#### [Written request]
Below is a block of records; repeat each one exactly.

#### [Source material]
:::::

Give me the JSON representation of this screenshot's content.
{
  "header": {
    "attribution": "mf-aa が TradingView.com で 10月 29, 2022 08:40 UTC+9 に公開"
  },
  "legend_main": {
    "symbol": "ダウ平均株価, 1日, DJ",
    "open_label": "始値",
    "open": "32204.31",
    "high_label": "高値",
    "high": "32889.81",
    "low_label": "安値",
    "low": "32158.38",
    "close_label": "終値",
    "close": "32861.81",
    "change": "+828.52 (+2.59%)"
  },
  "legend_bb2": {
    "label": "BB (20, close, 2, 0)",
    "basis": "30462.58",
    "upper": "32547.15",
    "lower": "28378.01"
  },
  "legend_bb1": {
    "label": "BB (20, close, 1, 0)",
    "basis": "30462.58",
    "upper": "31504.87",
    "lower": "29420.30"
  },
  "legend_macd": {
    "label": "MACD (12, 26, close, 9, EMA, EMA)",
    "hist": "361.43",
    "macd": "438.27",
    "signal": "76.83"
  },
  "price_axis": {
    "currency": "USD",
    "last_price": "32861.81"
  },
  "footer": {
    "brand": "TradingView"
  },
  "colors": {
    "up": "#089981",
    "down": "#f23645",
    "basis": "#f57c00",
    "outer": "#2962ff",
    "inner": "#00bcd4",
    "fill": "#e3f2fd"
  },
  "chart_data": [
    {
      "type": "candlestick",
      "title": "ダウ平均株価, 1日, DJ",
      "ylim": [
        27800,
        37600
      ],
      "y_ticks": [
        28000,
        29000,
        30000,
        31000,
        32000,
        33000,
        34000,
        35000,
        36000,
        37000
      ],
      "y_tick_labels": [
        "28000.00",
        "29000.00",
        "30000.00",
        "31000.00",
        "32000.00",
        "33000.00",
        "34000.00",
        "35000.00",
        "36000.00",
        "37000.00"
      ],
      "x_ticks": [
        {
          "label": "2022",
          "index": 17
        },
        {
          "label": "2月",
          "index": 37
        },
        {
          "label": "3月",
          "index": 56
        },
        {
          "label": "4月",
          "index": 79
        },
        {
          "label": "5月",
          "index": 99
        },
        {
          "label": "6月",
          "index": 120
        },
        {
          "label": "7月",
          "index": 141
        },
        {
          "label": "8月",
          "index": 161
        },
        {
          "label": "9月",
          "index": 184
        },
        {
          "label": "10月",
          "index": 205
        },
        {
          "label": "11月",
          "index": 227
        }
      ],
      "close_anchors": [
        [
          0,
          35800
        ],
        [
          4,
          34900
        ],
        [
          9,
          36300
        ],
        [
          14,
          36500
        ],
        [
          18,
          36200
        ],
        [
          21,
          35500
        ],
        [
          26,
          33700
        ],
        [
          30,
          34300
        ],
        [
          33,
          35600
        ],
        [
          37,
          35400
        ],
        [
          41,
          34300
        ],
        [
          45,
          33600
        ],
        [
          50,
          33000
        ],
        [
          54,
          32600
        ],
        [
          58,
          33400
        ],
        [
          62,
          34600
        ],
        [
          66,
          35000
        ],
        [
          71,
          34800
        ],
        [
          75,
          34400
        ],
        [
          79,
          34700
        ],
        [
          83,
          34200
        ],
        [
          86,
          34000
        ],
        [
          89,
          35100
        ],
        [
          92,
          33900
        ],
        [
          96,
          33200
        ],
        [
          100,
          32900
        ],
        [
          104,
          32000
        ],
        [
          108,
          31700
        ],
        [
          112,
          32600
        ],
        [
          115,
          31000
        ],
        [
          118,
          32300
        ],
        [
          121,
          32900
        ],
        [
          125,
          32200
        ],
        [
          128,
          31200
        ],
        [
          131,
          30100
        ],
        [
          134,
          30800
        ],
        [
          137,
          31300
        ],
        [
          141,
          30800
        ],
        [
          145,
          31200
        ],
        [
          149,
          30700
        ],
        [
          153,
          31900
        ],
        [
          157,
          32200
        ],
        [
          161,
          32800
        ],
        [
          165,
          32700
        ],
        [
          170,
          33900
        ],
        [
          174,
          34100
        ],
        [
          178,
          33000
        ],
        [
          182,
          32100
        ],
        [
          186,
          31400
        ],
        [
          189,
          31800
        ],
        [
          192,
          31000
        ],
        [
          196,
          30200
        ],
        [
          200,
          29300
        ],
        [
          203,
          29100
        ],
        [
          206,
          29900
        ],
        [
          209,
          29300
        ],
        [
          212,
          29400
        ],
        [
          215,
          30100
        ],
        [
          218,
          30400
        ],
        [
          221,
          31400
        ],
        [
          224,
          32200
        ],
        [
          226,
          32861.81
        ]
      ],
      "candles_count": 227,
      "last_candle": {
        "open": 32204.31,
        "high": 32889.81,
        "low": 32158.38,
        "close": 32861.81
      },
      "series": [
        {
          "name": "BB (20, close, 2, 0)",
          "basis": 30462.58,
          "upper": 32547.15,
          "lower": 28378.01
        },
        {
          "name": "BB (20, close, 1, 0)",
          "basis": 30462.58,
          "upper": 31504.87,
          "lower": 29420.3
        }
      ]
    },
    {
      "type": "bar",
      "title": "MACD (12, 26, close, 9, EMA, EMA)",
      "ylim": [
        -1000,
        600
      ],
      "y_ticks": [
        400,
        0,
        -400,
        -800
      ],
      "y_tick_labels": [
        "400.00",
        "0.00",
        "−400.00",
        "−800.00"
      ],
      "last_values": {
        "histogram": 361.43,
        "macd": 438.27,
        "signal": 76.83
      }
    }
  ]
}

:::::

#### [Correct response]
Give me the JSON representation of this screenshot's content.
{
  "header": {
    "attribution": "mf-aa が TradingView.com で 10月 29, 2022 08:40 UTC+9 に公開"
  },
  "legend_main": {
    "symbol": "ダウ平均株価, 1日, DJ",
    "open_label": "始値",
    "open": "32204.31",
    "high_label": "高値",
    "high": "32889.81",
    "low_label": "安値",
    "low": "32158.38",
    "close_label": "終値",
    "close": "32861.81",
    "change": "+828.52 (+2.59%)"
  },
  "legend_bb2": {
    "label": "BB (20, close, 2, 0)",
    "basis": "30462.58",
    "upper": "32547.15",
    "lower": "28378.01"
  },
  "legend_bb1": {
    "label": "BB (20, close, 1, 0)",
    "basis": "30462.58",
    "upper": "31504.87",
    "lower": "29420.30"
  },
  "legend_macd": {
    "label": "MACD (12, 26, close, 9, EMA, EMA)",
    "hist": "361.43",
    "macd": "438.27",
    "signal": "76.83"
  },
  "price_axis": {
    "currency": "USD",
    "last_price": "32861.81"
  },
  "footer": {
    "brand": "TradingView"
  },
  "colors": {
    "up": "#089981",
    "down": "#f23645",
    "basis": "#f57c00",
    "outer": "#2962ff",
    "inner": "#00bcd4",
    "fill": "#e3f2fd"
  },
  "chart_data": [
    {
      "type": "candlestick",
      "title": "ダウ平均株価, 1日, DJ",
      "ylim": [
        27800,
        37600
      ],
      "y_ticks": [
        28000,
        29000,
        30000,
        31000,
        32000,
        33000,
        34000,
        35000,
        36000,
        37000
      ],
      "y_tick_labels": [
        "28000.00",
        "29000.00",
        "30000.00",
        "31000.00",
        "32000.00",
        "33000.00",
        "34000.00",
        "35000.00",
        "36000.00",
        "37000.00"
      ],
      "x_ticks": [
        {
          "label": "2022",
          "index": 17
        },
        {
          "label": "2月",
          "index": 37
        },
        {
          "label": "3月",
          "index": 56
        },
        {
          "label": "4月",
          "index": 79
        },
        {
          "label": "5月",
          "index": 99
        },
        {
          "label": "6月",
          "index": 120
        },
        {
          "label": "7月",
          "index": 141
        },
        {
          "label": "8月",
          "index": 161
        },
        {
          "label": "9月",
          "index": 184
        },
        {
          "label": "10月",
          "index": 205
        },
        {
          "label": "11月",
          "index": 227
        }
      ],
      "close_anchors": [
        [
          0,
          35800
        ],
        [
          4,
          34900
        ],
        [
          9,
          36300
        ],
        [
          14,
          36500
        ],
        [
          18,
          36200
        ],
        [
          21,
          35500
        ],
        [
          26,
          33700
        ],
        [
          30,
          34300
        ],
        [
          33,
          35600
        ],
        [
          37,
          35400
        ],
        [
          41,
          34300
        ],
        [
          45,
          33600
        ],
        [
          50,
          33000
        ],
        [
          54,
          32600
        ],
        [
          58,
          33400
        ],
        [
          62,
          34600
        ],
        [
          66,
          35000
        ],
        [
          71,
          34800
        ],
        [
          75,
          34400
        ],
        [
          79,
          34700
        ],
        [
          83,
          34200
        ],
        [
          86,
          34000
        ],
        [
          89,
          35100
        ],
        [
          92,
          33900
        ],
        [
          96,
          33200
        ],
        [
          100,
          32900
        ],
        [
          104,
          32000
        ],
        [
          108,
          31700
        ],
        [
          112,
          32600
        ],
        [
          115,
          31000
        ],
        [
          118,
          32300
        ],
        [
          121,
          32900
        ],
        [
          125,
          32200
        ],
        [
          128,
          31200
        ],
        [
          131,
          30100
        ],
        [
          134,
          30800
        ],
        [
          137,
          31300
        ],
        [
          141,
          30800
        ],
        [
          145,
          31200
        ],
        [
          149,
          30700
        ],
        [
          153,
          31900
        ],
        [
          157,
          32200
        ],
        [
          161,
          32800
        ],
        [
          165,
          32700
        ],
        [
          170,
          33900
        ],
        [
          174,
          34100
        ],
        [
          178,
          33000
        ],
        [
          182,
          32100
        ],
        [
          186,
          31400
        ],
        [
          189,
          31800
        ],
        [
          192,
          31000
        ],
        [
          196,
          30200
        ],
        [
          200,
          29300
        ],
        [
          203,
          29100
        ],
        [
          206,
          29900
        ],
        [
          209,
          29300
        ],
        [
          212,
          29400
        ],
        [
          215,
          30100
        ],
        [
          218,
          30400
        ],
        [
          221,
          31400
        ],
        [
          224,
          32200
        ],
        [
          226,
          32861.81
        ]
      ],
      "candles_count": 227,
      "last_candle": {
        "open": 32204.31,
        "high": 32889.81,
        "low": 32158.38,
        "close": 32861.81
      },
      "series": [
        {
          "name": "BB (20, close, 2, 0)",
          "basis": 30462.58,
          "upper": 32547.15,
          "lower": 28378.01
        },
        {
          "name": "BB (20, close, 1, 0)",
          "basis": 30462.58,
          "upper": 31504.87,
          "lower": 29420.3
        }
      ]
    },
    {
      "type": "bar",
      "title": "MACD (12, 26, close, 9, EMA, EMA)",
      "ylim": [
        -1000,
        600
      ],
      "y_ticks": [
        400,
        0,
        -400,
        -800
      ],
      "y_tick_labels": [
        "400.00",
        "0.00",
        "−400.00",
        "−800.00"
      ],
      "last_values": {
        "histogram": 361.43,
        "macd": 438.27,
        "signal": 76.83
      }
    }
  ]
}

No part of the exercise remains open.